Gather, from the listing beneath this task, every line holding the string "RICOTTA".

Data lines:

╭──

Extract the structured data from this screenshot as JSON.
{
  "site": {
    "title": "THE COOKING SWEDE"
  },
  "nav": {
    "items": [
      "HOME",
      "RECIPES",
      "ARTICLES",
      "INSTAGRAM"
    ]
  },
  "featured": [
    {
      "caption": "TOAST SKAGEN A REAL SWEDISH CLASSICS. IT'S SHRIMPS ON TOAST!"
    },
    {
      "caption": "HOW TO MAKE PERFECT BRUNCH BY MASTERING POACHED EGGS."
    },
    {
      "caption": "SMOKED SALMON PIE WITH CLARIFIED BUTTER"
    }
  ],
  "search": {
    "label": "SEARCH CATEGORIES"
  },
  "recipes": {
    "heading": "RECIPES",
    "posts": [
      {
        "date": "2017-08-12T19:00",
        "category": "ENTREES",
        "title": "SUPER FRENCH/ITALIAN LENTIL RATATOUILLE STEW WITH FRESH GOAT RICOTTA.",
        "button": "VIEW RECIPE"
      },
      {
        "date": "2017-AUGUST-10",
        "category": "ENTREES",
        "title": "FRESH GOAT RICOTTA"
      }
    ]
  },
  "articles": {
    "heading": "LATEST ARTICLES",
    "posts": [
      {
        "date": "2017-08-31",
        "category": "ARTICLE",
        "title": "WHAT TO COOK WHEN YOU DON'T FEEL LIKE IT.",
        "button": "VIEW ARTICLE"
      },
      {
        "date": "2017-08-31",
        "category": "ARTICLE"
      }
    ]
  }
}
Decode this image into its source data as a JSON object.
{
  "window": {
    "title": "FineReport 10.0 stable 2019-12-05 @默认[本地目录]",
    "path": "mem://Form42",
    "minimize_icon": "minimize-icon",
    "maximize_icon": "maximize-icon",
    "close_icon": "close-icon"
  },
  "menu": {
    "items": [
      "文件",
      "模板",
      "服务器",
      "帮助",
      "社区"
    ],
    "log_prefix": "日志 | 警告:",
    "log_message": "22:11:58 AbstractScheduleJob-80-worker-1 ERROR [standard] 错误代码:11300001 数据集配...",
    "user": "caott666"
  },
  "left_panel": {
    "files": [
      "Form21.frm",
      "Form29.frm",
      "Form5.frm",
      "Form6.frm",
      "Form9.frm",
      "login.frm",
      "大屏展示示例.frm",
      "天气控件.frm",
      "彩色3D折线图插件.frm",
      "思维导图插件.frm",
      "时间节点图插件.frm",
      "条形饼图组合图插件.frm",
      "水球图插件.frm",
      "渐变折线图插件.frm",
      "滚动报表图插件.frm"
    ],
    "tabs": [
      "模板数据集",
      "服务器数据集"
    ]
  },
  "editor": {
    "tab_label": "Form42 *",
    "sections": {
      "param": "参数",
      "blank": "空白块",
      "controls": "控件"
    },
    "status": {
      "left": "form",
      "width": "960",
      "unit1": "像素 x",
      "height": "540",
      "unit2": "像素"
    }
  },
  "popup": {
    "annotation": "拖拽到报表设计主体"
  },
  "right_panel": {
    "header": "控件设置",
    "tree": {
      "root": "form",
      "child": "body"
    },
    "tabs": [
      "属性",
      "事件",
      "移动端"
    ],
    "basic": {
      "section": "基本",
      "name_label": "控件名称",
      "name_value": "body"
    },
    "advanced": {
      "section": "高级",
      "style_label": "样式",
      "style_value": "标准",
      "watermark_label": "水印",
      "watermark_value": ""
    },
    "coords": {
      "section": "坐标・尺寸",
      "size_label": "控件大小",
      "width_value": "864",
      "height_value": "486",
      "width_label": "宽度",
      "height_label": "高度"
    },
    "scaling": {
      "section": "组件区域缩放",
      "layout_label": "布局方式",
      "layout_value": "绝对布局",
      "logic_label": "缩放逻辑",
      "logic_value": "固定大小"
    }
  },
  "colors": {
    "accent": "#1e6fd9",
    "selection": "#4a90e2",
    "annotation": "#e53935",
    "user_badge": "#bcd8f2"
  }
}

╰──

Reply to the task:
        "title": "SUPER FRENCH/ITALIAN LENTIL RATATOUILLE STEW WITH FRESH GOAT RICOTTA.",
        "title": "FRESH GOAT RICOTTA"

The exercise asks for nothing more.